▶ _Data_
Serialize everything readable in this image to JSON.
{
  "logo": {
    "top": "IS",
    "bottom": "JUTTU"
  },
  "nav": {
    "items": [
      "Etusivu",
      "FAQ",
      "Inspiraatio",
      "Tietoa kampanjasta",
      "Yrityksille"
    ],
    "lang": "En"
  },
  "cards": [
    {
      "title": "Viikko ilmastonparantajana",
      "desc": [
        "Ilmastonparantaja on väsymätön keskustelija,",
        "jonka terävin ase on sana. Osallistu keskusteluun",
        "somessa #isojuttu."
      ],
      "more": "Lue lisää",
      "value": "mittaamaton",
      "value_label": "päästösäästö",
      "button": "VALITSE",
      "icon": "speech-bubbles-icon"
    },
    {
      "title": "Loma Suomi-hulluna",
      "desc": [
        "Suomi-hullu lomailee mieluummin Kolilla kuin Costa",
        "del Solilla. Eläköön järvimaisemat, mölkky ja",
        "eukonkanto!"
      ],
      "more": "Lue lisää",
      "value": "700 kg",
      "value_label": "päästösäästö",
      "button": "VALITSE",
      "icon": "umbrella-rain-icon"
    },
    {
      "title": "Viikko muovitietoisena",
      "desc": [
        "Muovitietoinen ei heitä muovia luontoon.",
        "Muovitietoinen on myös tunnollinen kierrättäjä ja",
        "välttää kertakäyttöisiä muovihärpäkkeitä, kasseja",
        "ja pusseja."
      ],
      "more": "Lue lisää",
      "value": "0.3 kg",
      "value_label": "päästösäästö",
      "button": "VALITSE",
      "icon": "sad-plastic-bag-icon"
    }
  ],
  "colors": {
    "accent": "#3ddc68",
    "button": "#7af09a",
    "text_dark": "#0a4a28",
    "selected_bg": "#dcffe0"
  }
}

==

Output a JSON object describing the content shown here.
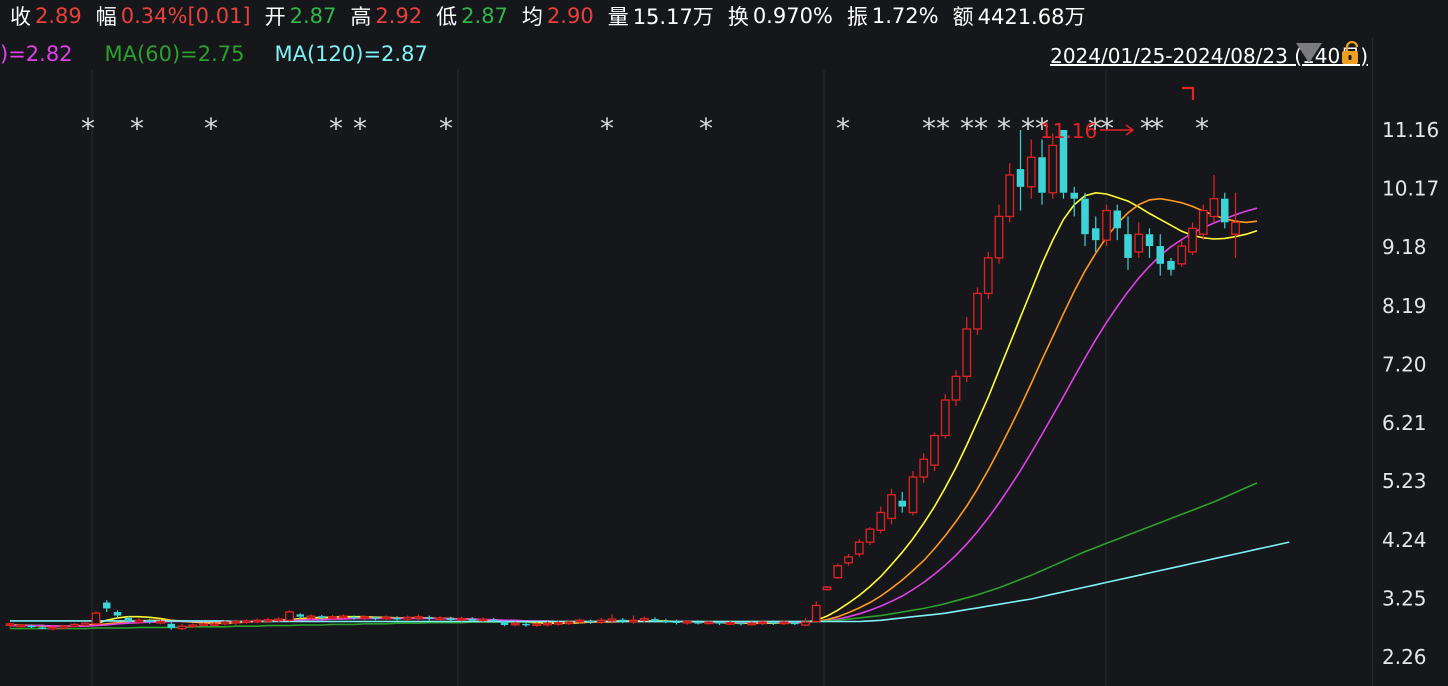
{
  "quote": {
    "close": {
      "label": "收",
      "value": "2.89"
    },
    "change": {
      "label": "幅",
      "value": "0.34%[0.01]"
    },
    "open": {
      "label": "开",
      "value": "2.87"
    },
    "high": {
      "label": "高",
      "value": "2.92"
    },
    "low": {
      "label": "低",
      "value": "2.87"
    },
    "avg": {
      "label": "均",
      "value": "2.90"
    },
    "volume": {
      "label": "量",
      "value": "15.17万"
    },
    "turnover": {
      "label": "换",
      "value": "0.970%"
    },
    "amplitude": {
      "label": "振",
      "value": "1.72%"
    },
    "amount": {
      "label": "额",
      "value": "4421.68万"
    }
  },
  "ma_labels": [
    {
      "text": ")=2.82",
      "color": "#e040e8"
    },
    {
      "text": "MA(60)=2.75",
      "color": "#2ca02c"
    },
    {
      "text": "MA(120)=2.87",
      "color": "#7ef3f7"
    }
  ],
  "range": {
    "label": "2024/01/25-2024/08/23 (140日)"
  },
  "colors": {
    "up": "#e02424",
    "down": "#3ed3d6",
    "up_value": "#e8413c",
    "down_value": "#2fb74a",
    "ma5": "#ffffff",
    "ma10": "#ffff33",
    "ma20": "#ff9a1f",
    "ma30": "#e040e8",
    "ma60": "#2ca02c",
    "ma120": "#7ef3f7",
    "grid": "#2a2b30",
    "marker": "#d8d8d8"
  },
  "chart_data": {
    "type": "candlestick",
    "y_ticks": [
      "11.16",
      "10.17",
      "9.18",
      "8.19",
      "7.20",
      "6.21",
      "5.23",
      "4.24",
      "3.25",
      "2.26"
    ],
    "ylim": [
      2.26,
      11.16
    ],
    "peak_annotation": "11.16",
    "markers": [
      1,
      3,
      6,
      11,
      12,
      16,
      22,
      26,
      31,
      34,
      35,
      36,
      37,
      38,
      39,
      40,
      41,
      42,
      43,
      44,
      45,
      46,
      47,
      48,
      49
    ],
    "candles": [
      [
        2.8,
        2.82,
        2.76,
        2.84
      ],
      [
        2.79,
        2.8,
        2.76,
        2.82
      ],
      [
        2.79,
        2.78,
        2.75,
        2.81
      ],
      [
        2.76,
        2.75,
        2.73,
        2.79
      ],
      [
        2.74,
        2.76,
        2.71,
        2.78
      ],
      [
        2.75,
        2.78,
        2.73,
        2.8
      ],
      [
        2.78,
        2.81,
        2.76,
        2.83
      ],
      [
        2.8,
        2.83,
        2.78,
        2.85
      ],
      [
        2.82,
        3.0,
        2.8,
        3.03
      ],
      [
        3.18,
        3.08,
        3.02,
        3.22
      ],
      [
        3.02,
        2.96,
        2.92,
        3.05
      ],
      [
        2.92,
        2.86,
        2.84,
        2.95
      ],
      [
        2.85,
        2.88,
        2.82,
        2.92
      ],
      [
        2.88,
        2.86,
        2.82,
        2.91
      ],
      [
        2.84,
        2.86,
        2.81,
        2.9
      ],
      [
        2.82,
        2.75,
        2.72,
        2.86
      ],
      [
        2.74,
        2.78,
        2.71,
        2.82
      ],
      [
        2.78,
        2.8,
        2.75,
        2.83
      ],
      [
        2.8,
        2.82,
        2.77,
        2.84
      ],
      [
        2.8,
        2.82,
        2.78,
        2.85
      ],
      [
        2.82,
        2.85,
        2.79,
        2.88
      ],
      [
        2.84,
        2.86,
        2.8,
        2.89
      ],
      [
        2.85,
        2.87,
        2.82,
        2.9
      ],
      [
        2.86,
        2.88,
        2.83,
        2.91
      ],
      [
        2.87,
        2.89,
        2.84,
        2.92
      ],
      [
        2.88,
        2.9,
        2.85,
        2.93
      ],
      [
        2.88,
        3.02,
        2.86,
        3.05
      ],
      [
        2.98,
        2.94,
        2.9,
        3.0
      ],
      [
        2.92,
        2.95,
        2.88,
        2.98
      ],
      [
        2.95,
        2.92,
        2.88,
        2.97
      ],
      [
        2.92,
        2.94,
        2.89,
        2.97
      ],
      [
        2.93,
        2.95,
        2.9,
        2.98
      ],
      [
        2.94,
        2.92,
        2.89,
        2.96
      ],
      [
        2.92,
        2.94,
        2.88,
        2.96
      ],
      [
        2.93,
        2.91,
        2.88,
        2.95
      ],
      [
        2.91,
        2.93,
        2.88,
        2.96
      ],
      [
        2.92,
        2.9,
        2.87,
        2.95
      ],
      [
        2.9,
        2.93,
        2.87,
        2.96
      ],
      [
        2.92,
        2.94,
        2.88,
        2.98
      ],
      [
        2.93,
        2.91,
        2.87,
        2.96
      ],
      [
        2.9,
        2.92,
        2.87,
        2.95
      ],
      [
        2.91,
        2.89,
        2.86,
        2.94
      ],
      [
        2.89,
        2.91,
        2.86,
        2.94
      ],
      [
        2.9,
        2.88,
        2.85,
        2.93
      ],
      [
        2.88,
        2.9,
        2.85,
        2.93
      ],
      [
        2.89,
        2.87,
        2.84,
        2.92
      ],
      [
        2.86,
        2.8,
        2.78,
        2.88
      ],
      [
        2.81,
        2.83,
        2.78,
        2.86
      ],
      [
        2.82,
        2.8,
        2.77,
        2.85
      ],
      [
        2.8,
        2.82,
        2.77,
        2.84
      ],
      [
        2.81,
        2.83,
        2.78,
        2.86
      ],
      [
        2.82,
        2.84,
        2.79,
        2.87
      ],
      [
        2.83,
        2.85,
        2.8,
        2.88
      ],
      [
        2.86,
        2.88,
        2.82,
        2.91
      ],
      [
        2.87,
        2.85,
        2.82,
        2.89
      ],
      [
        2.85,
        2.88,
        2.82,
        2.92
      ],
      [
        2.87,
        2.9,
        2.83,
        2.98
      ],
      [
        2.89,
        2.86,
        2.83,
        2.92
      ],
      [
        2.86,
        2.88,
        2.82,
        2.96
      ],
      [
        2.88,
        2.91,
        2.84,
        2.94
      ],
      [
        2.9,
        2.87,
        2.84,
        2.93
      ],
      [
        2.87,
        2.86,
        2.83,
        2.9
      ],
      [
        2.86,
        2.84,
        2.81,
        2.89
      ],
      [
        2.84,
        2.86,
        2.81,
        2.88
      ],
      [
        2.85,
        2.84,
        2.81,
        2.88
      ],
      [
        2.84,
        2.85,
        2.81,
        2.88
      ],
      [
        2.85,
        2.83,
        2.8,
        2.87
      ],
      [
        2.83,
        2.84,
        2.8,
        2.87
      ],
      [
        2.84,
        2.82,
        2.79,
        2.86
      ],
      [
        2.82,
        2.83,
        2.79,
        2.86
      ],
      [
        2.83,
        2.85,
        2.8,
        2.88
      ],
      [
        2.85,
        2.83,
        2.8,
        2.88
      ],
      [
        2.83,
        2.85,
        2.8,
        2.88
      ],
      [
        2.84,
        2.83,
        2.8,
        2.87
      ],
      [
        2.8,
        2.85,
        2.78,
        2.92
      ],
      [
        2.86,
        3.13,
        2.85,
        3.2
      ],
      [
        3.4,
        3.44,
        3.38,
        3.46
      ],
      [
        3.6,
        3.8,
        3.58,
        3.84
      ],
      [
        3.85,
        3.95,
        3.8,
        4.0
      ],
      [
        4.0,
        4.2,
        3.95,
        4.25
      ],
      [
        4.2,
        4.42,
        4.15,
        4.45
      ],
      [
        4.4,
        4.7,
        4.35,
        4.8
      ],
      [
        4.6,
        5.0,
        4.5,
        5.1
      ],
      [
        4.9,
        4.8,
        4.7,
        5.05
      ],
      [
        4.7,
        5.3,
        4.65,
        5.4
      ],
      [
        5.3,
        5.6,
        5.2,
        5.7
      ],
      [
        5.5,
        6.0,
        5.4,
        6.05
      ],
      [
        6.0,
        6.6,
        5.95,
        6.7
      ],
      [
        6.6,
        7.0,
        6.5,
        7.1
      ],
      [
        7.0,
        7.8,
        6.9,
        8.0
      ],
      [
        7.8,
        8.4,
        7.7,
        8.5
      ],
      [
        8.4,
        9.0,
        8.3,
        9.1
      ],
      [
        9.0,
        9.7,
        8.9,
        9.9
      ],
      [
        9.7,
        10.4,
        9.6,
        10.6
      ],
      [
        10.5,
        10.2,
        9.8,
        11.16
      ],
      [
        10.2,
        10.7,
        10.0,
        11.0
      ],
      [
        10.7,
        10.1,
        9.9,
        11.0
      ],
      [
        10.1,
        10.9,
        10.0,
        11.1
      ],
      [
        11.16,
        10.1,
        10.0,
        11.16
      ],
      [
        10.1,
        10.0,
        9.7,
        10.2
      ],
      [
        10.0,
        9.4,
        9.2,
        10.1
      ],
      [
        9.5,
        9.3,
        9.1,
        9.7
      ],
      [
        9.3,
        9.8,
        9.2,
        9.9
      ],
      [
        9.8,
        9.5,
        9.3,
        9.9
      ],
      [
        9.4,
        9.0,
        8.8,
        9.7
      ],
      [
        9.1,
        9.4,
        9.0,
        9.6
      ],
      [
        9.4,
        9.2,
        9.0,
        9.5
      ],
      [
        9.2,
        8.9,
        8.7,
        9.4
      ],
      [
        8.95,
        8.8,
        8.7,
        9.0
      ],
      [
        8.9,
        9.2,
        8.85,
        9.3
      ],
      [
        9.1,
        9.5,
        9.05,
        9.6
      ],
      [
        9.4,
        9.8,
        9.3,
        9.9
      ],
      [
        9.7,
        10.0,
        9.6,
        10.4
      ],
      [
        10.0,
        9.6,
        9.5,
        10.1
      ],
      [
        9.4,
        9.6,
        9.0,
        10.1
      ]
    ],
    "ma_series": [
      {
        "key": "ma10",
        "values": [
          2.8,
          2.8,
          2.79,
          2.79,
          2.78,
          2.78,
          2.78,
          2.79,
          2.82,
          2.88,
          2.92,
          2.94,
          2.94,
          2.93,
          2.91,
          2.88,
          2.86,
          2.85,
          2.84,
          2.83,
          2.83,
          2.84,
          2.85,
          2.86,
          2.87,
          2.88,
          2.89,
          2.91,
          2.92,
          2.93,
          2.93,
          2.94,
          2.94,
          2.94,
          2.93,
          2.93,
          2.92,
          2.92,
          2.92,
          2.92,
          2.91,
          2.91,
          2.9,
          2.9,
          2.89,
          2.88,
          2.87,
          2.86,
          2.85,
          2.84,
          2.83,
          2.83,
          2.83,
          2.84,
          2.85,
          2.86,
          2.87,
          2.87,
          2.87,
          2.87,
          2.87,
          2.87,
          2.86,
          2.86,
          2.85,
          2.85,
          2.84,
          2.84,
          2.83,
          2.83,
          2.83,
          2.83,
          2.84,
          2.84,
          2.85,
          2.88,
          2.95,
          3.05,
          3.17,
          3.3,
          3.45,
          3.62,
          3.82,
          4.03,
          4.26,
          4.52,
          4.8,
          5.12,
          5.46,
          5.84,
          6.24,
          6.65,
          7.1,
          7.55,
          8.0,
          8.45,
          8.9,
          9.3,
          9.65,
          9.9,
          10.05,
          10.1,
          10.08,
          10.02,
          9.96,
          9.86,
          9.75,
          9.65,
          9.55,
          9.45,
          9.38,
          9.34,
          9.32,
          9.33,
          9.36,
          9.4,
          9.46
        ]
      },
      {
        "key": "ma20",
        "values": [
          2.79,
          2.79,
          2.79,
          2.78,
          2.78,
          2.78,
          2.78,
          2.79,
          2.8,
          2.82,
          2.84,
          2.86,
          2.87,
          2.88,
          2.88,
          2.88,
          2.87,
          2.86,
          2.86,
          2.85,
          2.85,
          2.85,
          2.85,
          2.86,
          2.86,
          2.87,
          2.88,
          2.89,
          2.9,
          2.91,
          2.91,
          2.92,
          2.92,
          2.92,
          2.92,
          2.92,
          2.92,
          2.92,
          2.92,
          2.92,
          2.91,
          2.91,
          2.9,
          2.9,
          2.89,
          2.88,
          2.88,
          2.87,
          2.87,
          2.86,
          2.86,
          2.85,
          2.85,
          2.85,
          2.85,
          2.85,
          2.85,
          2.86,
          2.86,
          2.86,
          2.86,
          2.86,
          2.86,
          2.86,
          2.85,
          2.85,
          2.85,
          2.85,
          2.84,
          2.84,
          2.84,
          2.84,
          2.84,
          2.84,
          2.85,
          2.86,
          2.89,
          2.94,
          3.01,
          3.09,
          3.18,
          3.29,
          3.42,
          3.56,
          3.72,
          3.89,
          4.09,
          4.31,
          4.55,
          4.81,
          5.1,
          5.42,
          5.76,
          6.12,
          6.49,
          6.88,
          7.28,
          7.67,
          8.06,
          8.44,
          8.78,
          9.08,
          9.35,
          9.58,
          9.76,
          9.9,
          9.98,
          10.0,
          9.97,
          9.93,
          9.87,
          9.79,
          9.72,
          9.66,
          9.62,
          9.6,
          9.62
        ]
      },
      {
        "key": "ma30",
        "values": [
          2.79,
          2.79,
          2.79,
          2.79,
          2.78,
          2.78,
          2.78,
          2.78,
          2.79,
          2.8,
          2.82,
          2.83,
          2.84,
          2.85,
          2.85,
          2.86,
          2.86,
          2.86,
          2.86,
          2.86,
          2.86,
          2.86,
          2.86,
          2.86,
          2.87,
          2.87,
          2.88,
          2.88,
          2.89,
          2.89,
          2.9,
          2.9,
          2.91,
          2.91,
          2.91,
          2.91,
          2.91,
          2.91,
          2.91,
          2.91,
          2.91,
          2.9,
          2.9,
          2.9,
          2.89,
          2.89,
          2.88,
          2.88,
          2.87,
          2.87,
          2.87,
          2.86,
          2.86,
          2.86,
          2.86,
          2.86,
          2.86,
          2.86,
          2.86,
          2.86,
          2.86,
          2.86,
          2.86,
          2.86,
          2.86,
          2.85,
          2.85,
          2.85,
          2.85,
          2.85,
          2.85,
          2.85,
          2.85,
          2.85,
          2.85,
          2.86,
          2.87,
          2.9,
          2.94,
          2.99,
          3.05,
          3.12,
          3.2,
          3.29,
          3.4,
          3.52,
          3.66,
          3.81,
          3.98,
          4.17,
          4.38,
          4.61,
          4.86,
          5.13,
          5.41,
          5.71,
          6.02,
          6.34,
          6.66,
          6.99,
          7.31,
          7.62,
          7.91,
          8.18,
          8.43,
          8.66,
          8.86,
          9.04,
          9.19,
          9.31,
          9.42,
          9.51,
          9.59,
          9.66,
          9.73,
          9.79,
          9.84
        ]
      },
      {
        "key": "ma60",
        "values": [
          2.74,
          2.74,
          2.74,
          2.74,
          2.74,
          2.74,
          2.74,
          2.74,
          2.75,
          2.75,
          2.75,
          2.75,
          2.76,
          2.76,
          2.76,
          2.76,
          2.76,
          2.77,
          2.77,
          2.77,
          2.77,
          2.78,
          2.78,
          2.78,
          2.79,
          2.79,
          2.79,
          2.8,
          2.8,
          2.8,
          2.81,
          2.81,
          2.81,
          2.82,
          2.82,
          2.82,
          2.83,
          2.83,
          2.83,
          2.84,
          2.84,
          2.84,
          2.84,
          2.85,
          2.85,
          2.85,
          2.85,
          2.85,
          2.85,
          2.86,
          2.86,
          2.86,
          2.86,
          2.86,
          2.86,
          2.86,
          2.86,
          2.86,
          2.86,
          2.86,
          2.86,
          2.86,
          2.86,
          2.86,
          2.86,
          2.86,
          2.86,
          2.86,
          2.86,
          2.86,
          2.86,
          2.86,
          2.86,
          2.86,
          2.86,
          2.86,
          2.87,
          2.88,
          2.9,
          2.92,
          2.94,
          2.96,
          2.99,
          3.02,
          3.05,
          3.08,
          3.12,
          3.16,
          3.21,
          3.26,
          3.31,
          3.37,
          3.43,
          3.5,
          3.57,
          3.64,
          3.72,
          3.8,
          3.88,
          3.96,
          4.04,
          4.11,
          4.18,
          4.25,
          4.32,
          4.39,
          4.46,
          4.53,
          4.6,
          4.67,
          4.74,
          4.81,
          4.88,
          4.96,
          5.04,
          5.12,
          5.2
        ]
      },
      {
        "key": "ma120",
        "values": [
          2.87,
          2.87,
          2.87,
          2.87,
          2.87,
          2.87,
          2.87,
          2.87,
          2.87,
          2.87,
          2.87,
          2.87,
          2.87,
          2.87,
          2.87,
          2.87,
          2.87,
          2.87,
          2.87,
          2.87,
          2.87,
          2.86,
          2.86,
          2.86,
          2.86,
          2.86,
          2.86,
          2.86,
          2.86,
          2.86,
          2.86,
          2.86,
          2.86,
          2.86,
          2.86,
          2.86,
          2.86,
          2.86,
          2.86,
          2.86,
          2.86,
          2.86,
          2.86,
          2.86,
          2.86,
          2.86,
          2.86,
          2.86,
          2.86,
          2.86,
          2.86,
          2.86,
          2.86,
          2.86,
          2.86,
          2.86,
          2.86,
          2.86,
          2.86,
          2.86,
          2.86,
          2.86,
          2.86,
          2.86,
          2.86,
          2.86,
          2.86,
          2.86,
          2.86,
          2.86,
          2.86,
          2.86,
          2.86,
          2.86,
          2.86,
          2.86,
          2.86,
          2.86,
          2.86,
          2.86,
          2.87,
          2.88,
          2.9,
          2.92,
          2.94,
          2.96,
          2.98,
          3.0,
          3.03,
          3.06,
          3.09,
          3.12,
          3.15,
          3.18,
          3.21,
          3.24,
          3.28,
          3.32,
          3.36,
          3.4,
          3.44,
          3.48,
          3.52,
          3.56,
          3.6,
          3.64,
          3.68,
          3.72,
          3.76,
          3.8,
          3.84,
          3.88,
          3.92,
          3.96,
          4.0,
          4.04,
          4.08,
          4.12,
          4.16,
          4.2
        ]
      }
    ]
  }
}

==

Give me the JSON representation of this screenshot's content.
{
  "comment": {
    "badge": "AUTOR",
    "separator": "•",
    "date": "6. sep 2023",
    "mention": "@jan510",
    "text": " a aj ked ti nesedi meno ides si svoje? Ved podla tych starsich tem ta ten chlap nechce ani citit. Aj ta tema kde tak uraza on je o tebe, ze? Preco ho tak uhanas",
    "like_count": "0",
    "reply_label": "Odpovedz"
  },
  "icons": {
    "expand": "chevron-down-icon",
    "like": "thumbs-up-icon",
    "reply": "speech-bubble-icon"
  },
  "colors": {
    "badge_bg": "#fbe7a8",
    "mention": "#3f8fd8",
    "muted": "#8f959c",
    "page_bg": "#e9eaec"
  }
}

▶ _Problem requirements_
Report how many lines include the word "content". Give nothing but the number.

▶ _Full answer_
2